Requirements:
Every line of the material that follows must be printed again exactly.
-- BEGIN Extracted records --
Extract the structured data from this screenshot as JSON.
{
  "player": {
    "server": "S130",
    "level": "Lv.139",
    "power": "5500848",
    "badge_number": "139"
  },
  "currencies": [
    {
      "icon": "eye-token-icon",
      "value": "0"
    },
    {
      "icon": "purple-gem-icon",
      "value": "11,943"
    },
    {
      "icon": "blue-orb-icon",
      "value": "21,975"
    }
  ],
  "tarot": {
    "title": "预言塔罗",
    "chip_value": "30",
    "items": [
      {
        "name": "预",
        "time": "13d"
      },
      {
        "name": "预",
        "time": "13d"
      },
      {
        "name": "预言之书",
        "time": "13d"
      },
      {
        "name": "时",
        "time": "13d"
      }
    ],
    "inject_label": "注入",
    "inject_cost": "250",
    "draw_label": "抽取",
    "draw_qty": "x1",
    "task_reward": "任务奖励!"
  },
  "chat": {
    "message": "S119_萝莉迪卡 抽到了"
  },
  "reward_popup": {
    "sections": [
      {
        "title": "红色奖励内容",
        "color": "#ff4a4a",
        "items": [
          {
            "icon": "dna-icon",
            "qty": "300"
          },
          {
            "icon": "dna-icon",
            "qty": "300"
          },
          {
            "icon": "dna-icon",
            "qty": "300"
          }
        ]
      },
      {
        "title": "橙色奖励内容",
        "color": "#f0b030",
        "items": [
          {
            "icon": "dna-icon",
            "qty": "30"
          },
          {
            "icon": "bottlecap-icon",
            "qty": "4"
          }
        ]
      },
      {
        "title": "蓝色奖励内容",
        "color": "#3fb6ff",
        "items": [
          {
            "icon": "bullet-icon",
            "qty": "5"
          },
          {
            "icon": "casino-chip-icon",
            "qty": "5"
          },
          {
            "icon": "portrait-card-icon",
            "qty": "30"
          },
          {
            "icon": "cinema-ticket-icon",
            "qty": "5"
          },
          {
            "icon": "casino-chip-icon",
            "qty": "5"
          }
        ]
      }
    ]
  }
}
-- END Extracted records --
Task output:
Extract the structured data from this screenshot as JSON.
{
  "player": {
    "server": "S130",
    "level": "Lv.139",
    "power": "5500848",
    "badge_number": "139"
  },
  "currencies": [
    {
      "icon": "eye-token-icon",
      "value": "0"
    },
    {
      "icon": "purple-gem-icon",
      "value": "11,943"
    },
    {
      "icon": "blue-orb-icon",
      "value": "21,975"
    }
  ],
  "tarot": {
    "title": "预言塔罗",
    "chip_value": "30",
    "items": [
      {
        "name": "预",
        "time": "13d"
      },
      {
        "name": "预",
        "time": "13d"
      },
      {
        "name": "预言之书",
        "time": "13d"
      },
      {
        "name": "时",
        "time": "13d"
      }
    ],
    "inject_label": "注入",
    "inject_cost": "250",
    "draw_label": "抽取",
    "draw_qty": "x1",
    "task_reward": "任务奖励!"
  },
  "chat": {
    "message": "S119_萝莉迪卡 抽到了"
  },
  "reward_popup": {
    "sections": [
      {
        "title": "红色奖励内容",
        "color": "#ff4a4a",
        "items": [
          {
            "icon": "dna-icon",
            "qty": "300"
          },
          {
            "icon": "dna-icon",
            "qty": "300"
          },
          {
            "icon": "dna-icon",
            "qty": "300"
          }
        ]
      },
      {
        "title": "橙色奖励内容",
        "color": "#f0b030",
        "items": [
          {
            "icon": "dna-icon",
            "qty": "30"
          },
          {
            "icon": "bottlecap-icon",
            "qty": "4"
          }
        ]
      },
      {
        "title": "蓝色奖励内容",
        "color": "#3fb6ff",
        "items": [
          {
            "icon": "bullet-icon",
            "qty": "5"
          },
          {
            "icon": "casino-chip-icon",
            "qty": "5"
          },
          {
            "icon": "portrait-card-icon",
            "qty": "30"
          },
          {
            "icon": "cinema-ticket-icon",
            "qty": "5"
          },
          {
            "icon": "casino-chip-icon",
            "qty": "5"
          }
        ]
      }
    ]
  }
}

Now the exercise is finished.